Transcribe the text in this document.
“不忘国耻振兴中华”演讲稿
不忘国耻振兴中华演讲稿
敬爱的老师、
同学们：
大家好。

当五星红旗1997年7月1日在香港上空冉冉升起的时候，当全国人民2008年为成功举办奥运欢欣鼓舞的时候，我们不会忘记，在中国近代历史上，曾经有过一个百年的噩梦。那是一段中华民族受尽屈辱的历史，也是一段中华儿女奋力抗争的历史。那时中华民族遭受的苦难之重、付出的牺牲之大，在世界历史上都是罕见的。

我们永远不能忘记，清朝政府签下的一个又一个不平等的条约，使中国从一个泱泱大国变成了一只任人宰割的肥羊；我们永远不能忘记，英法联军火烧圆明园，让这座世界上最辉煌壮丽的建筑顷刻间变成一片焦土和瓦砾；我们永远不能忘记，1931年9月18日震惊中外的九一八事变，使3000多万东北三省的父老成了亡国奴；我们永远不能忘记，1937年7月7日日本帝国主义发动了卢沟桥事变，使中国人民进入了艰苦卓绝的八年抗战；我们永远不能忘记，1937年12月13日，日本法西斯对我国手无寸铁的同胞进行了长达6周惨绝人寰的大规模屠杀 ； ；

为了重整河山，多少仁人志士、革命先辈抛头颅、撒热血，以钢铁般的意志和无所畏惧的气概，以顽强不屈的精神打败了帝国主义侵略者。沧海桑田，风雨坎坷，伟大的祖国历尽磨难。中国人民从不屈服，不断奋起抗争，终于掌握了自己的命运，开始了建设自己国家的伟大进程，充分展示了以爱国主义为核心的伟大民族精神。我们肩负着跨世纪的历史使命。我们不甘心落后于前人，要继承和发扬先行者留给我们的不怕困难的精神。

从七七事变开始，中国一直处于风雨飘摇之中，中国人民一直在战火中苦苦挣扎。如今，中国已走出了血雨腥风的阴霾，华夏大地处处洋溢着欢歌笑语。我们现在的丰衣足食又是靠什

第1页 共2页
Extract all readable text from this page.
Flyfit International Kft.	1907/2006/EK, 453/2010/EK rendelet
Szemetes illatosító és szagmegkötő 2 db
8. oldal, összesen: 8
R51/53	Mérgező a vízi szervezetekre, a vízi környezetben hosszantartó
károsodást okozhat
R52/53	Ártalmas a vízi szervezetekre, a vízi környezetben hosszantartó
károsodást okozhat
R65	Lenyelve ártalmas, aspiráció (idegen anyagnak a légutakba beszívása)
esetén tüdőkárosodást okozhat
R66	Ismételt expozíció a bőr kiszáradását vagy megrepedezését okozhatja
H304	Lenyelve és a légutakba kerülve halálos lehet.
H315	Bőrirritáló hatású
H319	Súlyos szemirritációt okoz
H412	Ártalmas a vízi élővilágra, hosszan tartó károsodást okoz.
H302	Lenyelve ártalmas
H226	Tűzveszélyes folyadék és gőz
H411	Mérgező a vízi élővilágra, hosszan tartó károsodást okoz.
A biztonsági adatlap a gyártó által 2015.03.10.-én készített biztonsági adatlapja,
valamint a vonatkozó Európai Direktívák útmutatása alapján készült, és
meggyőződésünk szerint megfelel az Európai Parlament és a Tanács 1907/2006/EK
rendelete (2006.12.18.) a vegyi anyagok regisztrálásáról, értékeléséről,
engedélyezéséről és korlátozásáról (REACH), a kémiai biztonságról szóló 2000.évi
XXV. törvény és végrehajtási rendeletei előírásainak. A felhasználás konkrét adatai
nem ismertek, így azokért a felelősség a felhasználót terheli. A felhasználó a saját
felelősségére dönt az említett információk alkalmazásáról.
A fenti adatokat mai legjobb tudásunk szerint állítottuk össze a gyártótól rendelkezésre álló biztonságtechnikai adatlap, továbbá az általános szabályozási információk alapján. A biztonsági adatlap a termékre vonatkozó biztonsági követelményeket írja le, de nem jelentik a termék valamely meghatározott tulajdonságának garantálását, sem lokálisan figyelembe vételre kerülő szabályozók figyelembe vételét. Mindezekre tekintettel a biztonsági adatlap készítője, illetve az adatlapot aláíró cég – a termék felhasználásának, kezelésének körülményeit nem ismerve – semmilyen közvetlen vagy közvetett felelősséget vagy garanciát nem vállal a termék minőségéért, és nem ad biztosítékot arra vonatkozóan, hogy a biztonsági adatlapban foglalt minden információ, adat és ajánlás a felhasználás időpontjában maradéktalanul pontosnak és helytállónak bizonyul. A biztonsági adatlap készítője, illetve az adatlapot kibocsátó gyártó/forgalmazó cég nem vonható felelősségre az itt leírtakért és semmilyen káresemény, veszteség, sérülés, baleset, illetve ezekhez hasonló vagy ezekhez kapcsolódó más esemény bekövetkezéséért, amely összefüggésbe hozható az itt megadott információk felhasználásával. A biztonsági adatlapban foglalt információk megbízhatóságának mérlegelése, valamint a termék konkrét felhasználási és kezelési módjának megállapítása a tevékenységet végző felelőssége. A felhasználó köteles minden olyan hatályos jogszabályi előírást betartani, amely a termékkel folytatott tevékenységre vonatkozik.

....

EXERCISE TASK
Repeat every line of the data, exactly and in full.

RESULT FOR THIS EXERCISE
Transcribe the text in this document.
“不忘国耻振兴中华”演讲稿
不忘国耻振兴中华演讲稿
敬爱的老师、
同学们：
大家好。

当五星红旗1997年7月1日在香港上空冉冉升起的时候，当全国人民2008年为成功举办奥运欢欣鼓舞的时候，我们不会忘记，在中国近代历史上，曾经有过一个百年的噩梦。那是一段中华民族受尽屈辱的历史，也是一段中华儿女奋力抗争的历史。那时中华民族遭受的苦难之重、付出的牺牲之大，在世界历史上都是罕见的。

我们永远不能忘记，清朝政府签下的一个又一个不平等的条约，使中国从一个泱泱大国变成了一只任人宰割的肥羊；我们永远不能忘记，英法联军火烧圆明园，让这座世界上最辉煌壮丽的建筑顷刻间变成一片焦土和瓦砾；我们永远不能忘记，1931年9月18日震惊中外的九一八事变，使3000多万东北三省的父老成了亡国奴；我们永远不能忘记，1937年7月7日日本帝国主义发动了卢沟桥事变，使中国人民进入了艰苦卓绝的八年抗战；我们永远不能忘记，1937年12月13日，日本法西斯对我国手无寸铁的同胞进行了长达6周惨绝人寰的大规模屠杀 ； ；

为了重整河山，多少仁人志士、革命先辈抛头颅、撒热血，以钢铁般的意志和无所畏惧的气概，以顽强不屈的精神打败了帝国主义侵略者。沧海桑田，风雨坎坷，伟大的祖国历尽磨难。中国人民从不屈服，不断奋起抗争，终于掌握了自己的命运，开始了建设自己国家的伟大进程，充分展示了以爱国主义为核心的伟大民族精神。我们肩负着跨世纪的历史使命。我们不甘心落后于前人，要继承和发扬先行者留给我们的不怕困难的精神。

从七七事变开始，中国一直处于风雨飘摇之中，中国人民一直在战火中苦苦挣扎。如今，中国已走出了血雨腥风的阴霾，华夏大地处处洋溢着欢歌笑语。我们现在的丰衣足食又是靠什

第1页 共2页
Extract all readable text from this page.
Flyfit International Kft.	1907/2006/EK, 453/2010/EK rendelet
Szemetes illatosító és szagmegkötő 2 db
8. oldal, összesen: 8
R51/53	Mérgező a vízi szervezetekre, a vízi környezetben hosszantartó
károsodást okozhat
R52/53	Ártalmas a vízi szervezetekre, a vízi környezetben hosszantartó
károsodást okozhat
R65	Lenyelve ártalmas, aspiráció (idegen anyagnak a légutakba beszívása)
esetén tüdőkárosodást okozhat
R66	Ismételt expozíció a bőr kiszáradását vagy megrepedezését okozhatja
H304	Lenyelve és a légutakba kerülve halálos lehet.
H315	Bőrirritáló hatású
H319	Súlyos szemirritációt okoz
H412	Ártalmas a vízi élővilágra, hosszan tartó károsodást okoz.
H302	Lenyelve ártalmas
H226	Tűzveszélyes folyadék és gőz
H411	Mérgező a vízi élővilágra, hosszan tartó károsodást okoz.
A biztonsági adatlap a gyártó által 2015.03.10.-én készített biztonsági adatlapja,
valamint a vonatkozó Európai Direktívák útmutatása alapján készült, és
meggyőződésünk szerint megfelel az Európai Parlament és a Tanács 1907/2006/EK
rendelete (2006.12.18.) a vegyi anyagok regisztrálásáról, értékeléséről,
engedélyezéséről és korlátozásáról (REACH), a kémiai biztonságról szóló 2000.évi
XXV. törvény és végrehajtási rendeletei előírásainak. A felhasználás konkrét adatai
nem ismertek, így azokért a felelősség a felhasználót terheli. A felhasználó a saját
felelősségére dönt az említett információk alkalmazásáról.
A fenti adatokat mai legjobb tudásunk szerint állítottuk össze a gyártótól rendelkezésre álló biztonságtechnikai adatlap, továbbá az általános szabályozási információk alapján. A biztonsági adatlap a termékre vonatkozó biztonsági követelményeket írja le, de nem jelentik a termék valamely meghatározott tulajdonságának garantálását, sem lokálisan figyelembe vételre kerülő szabályozók figyelembe vételét. Mindezekre tekintettel a biztonsági adatlap készítője, illetve az adatlapot aláíró cég – a termék felhasználásának, kezelésének körülményeit nem ismerve – semmilyen közvetlen vagy közvetett felelősséget vagy garanciát nem vállal a termék minőségéért, és nem ad biztosítékot arra vonatkozóan, hogy a biztonsági adatlapban foglalt minden információ, adat és ajánlás a felhasználás időpontjában maradéktalanul pontosnak és helytállónak bizonyul. A biztonsági adatlap készítője, illetve az adatlapot kibocsátó gyártó/forgalmazó cég nem vonható felelősségre az itt leírtakért és semmilyen káresemény, veszteség, sérülés, baleset, illetve ezekhez hasonló vagy ezekhez kapcsolódó más esemény bekövetkezéséért, amely összefüggésbe hozható az itt megadott információk felhasználásával. A biztonsági adatlapban foglalt információk megbízhatóságának mérlegelése, valamint a termék konkrét felhasználási és kezelési módjának megállapítása a tevékenységet végző felelőssége. A felhasználó köteles minden olyan hatályos jogszabályi előírást betartani, amely a termékkel folytatott tevékenységre vonatkozik.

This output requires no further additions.